[begin RECORD EXCERPTS]
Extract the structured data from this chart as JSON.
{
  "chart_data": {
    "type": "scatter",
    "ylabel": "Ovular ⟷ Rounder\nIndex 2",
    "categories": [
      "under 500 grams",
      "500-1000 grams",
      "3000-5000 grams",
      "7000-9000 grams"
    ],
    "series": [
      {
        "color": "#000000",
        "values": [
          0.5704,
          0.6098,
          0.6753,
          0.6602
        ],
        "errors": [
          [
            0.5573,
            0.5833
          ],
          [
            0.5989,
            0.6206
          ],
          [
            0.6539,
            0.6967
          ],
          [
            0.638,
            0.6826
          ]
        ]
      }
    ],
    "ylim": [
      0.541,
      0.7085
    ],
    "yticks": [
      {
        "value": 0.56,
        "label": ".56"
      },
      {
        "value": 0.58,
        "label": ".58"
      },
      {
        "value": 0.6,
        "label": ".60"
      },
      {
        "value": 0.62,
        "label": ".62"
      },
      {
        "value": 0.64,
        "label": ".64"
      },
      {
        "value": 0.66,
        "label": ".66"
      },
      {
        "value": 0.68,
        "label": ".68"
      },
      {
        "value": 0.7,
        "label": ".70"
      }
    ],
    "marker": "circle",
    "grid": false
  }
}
[end RECORD EXCERPTS]
• [GOAL]: Would you write down every record again, exactly?

• [RESPONSE BELOW]:
Extract the structured data from this chart as JSON.
{
  "chart_data": {
    "type": "scatter",
    "ylabel": "Ovular ⟷ Rounder\nIndex 2",
    "categories": [
      "under 500 grams",
      "500-1000 grams",
      "3000-5000 grams",
      "7000-9000 grams"
    ],
    "series": [
      {
        "color": "#000000",
        "values": [
          0.5704,
          0.6098,
          0.6753,
          0.6602
        ],
        "errors": [
          [
            0.5573,
            0.5833
          ],
          [
            0.5989,
            0.6206
          ],
          [
            0.6539,
            0.6967
          ],
          [
            0.638,
            0.6826
          ]
        ]
      }
    ],
    "ylim": [
      0.541,
      0.7085
    ],
    "yticks": [
      {
        "value": 0.56,
        "label": ".56"
      },
      {
        "value": 0.58,
        "label": ".58"
      },
      {
        "value": 0.6,
        "label": ".60"
      },
      {
        "value": 0.62,
        "label": ".62"
      },
      {
        "value": 0.64,
        "label": ".64"
      },
      {
        "value": 0.66,
        "label": ".66"
      },
      {
        "value": 0.68,
        "label": ".68"
      },
      {
        "value": 0.7,
        "label": ".70"
      }
    ],
    "marker": "circle",
    "grid": false
  }
}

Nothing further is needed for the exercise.